--- START Data provided ---
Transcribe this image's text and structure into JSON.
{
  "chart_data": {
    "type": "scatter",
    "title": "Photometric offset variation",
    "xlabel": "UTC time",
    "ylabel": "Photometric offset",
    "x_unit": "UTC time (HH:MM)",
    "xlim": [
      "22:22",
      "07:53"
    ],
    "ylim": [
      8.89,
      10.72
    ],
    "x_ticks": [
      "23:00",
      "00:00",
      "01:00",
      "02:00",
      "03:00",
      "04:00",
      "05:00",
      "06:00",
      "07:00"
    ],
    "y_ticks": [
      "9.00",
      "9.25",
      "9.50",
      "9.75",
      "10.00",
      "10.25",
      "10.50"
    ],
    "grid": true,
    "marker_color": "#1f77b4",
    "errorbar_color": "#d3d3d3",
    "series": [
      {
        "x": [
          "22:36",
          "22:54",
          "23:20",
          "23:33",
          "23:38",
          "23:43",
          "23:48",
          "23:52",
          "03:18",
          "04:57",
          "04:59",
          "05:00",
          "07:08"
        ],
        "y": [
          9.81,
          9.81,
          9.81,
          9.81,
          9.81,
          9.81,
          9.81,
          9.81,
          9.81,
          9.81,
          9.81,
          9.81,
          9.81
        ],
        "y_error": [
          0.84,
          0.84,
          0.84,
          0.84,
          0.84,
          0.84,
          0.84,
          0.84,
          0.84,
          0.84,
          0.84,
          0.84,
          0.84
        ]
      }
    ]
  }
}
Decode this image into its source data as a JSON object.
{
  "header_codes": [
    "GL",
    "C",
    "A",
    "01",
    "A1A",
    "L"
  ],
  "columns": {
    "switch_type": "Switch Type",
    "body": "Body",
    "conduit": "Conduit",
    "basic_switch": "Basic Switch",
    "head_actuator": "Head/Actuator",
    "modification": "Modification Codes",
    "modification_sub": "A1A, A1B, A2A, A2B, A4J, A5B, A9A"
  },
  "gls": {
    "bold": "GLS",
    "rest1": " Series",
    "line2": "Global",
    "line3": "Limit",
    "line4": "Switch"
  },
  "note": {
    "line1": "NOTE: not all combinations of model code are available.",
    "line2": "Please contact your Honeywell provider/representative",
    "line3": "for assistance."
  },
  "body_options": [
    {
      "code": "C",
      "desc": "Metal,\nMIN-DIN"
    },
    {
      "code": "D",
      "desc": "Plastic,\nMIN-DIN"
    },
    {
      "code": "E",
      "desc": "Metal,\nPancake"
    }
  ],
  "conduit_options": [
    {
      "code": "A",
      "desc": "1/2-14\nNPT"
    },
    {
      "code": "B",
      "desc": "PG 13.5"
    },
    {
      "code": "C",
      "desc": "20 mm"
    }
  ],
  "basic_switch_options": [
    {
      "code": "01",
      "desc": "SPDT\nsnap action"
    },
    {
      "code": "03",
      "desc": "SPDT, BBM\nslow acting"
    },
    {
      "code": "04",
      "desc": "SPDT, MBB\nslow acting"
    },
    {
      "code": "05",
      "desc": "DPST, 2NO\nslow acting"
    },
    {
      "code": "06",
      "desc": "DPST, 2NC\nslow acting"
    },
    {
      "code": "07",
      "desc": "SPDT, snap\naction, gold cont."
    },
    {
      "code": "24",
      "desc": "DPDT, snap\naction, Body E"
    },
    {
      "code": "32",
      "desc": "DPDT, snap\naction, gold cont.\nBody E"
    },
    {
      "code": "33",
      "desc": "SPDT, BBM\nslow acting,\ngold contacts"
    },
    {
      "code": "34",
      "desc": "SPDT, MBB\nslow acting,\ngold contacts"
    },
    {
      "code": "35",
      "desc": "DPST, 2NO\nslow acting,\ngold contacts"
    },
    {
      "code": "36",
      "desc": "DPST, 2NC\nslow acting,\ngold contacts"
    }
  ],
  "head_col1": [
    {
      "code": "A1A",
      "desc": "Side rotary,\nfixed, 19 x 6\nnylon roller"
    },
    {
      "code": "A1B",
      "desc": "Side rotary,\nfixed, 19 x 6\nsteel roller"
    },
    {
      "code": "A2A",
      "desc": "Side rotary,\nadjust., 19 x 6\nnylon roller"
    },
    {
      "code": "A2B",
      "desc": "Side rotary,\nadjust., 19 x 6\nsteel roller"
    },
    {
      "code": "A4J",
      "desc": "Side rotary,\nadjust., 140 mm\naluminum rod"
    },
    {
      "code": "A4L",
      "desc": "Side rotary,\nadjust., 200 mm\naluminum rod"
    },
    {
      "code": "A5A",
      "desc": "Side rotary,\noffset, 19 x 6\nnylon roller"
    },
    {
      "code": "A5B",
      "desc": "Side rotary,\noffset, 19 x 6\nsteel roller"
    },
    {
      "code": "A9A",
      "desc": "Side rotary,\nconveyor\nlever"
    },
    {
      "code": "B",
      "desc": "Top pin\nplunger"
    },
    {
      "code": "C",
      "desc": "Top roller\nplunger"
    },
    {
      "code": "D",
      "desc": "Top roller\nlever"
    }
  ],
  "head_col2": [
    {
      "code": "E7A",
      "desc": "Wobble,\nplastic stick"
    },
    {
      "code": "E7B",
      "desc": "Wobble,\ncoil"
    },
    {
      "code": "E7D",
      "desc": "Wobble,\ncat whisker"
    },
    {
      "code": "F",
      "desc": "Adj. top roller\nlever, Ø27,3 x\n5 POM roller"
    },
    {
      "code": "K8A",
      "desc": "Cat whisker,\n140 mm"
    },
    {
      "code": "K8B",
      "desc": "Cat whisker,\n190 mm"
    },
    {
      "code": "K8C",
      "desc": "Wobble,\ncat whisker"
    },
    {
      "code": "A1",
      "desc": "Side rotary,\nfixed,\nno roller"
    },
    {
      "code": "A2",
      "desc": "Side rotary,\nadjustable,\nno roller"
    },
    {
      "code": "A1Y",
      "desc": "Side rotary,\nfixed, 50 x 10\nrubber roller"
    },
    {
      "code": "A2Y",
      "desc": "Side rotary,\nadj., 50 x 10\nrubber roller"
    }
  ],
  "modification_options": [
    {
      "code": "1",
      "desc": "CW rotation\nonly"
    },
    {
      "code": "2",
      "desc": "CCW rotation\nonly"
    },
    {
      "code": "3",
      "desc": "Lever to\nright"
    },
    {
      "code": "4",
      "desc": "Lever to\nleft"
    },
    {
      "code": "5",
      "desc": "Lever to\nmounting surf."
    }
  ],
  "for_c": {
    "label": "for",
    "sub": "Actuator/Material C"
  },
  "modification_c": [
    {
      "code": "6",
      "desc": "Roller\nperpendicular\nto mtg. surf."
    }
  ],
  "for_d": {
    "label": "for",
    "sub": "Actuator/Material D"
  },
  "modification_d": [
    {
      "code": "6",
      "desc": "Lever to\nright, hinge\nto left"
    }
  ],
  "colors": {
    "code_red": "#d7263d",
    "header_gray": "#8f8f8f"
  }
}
--- END Data provided ---
--- START Data provided ---
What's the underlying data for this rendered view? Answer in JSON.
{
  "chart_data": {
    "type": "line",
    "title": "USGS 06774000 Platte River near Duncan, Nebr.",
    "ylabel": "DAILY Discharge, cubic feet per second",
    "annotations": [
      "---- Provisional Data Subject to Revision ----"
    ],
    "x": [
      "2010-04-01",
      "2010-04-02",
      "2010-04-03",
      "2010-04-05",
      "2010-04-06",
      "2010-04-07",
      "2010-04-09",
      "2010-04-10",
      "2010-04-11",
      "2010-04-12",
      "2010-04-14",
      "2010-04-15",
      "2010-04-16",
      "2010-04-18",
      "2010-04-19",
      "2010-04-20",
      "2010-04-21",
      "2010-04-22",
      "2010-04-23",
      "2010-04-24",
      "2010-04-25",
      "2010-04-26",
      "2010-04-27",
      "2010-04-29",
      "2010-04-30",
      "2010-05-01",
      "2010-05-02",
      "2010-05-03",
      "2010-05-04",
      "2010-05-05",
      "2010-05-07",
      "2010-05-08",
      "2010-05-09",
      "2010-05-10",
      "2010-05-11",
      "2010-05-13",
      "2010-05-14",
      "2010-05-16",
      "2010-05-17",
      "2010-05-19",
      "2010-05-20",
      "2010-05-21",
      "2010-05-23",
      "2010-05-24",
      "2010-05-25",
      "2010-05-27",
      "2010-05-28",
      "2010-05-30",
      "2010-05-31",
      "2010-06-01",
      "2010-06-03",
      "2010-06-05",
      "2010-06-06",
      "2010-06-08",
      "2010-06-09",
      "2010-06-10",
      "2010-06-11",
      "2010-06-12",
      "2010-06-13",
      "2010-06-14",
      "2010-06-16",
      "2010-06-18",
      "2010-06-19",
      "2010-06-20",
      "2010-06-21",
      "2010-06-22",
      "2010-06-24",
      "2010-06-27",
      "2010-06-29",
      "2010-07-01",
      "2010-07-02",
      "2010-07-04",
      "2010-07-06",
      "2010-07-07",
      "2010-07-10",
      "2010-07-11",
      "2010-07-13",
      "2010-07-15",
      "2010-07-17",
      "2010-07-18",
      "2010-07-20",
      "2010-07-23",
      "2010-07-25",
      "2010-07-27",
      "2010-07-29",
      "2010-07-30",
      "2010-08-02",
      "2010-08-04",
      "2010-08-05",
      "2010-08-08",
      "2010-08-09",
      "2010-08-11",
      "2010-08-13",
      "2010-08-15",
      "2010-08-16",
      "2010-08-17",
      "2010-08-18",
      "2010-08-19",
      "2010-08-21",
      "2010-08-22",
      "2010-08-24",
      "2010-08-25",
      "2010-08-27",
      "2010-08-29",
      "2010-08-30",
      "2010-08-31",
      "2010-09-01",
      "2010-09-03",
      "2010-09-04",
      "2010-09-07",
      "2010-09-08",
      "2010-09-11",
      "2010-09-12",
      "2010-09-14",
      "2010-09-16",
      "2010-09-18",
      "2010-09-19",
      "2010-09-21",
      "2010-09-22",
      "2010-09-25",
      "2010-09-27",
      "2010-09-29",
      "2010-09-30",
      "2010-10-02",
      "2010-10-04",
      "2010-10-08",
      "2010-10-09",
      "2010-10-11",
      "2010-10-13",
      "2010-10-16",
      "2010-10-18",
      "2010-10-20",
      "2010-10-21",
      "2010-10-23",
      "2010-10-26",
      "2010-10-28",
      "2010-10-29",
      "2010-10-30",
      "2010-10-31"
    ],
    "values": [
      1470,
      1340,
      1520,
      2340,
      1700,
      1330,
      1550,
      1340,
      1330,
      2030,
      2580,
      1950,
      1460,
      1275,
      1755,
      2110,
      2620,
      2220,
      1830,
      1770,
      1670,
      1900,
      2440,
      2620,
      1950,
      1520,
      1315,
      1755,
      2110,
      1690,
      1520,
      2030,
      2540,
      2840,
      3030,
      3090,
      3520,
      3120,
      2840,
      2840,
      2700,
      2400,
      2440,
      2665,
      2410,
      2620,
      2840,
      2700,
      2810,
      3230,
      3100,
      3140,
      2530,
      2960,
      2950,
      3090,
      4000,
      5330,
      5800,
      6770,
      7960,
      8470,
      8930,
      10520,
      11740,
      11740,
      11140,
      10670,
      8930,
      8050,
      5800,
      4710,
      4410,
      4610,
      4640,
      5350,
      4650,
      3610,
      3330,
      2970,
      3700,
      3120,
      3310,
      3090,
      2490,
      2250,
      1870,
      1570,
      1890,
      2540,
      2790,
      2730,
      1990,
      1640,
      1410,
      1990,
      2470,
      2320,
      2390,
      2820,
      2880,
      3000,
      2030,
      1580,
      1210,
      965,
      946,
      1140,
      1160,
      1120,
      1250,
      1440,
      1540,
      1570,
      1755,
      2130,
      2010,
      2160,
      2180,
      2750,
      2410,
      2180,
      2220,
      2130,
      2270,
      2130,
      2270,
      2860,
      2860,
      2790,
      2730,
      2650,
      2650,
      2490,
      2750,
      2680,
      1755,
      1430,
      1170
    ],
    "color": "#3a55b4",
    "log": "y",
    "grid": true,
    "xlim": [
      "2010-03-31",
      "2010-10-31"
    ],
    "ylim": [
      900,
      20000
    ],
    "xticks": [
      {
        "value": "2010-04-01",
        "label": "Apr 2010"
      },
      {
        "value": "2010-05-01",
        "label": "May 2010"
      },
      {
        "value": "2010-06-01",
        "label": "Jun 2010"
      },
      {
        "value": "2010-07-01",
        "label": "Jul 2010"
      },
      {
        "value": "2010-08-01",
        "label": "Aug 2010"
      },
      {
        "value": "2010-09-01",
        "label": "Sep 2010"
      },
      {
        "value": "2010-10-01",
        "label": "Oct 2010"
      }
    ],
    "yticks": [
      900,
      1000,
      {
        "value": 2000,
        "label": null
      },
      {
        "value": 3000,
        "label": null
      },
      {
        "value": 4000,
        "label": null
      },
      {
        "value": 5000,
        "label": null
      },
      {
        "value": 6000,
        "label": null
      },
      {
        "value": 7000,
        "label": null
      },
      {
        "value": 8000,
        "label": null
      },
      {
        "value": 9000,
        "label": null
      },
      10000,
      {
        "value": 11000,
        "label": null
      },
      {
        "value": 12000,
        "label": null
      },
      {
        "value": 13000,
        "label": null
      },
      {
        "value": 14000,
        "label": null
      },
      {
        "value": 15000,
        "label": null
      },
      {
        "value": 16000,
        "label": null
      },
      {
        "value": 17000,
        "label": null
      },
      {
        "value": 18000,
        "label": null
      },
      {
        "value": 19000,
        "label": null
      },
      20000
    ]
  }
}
--- END Data provided ---
Your task is to collect every line above that contains the word "naluminum".

      "desc": "Side rotary,\nadjust., 140 mm\naluminum rod"
      "desc": "Side rotary,\nadjust., 200 mm\naluminum rod"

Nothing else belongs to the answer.